■ **Exercise aim**
From the listing below, pick out each line with the word "JAMES".

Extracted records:
━━━━━━━━━━
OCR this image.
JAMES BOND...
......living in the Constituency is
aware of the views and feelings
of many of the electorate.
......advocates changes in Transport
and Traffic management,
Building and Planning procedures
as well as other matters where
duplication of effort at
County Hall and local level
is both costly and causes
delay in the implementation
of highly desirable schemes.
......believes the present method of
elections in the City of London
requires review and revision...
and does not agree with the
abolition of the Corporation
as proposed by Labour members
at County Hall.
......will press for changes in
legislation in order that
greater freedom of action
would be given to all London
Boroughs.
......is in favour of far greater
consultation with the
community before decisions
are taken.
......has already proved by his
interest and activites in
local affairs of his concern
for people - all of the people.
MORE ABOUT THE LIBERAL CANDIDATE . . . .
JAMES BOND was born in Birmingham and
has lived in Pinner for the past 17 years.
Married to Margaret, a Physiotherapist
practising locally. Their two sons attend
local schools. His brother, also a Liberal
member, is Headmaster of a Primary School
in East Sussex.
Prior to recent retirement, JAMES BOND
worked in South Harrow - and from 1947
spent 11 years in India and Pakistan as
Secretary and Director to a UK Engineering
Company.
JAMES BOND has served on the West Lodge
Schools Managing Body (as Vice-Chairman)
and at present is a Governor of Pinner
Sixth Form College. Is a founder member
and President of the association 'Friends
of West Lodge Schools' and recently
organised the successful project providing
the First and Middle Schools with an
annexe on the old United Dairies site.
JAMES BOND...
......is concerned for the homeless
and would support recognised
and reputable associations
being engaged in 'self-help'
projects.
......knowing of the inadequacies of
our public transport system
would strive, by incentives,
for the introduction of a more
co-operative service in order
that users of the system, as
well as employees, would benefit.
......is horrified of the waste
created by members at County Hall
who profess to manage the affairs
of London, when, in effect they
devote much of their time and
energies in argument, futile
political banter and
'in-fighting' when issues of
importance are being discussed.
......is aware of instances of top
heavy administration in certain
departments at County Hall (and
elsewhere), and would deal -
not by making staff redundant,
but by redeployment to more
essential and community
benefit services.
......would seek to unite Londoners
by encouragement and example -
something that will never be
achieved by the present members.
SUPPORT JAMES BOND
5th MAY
━━━━━━━━━━
■ **Full output**
JAMES BOND...
JAMES BOND was born in Birmingham and
Prior to recent retirement, JAMES BOND
JAMES BOND has served on the West Lodge
JAMES BOND...
SUPPORT JAMES BOND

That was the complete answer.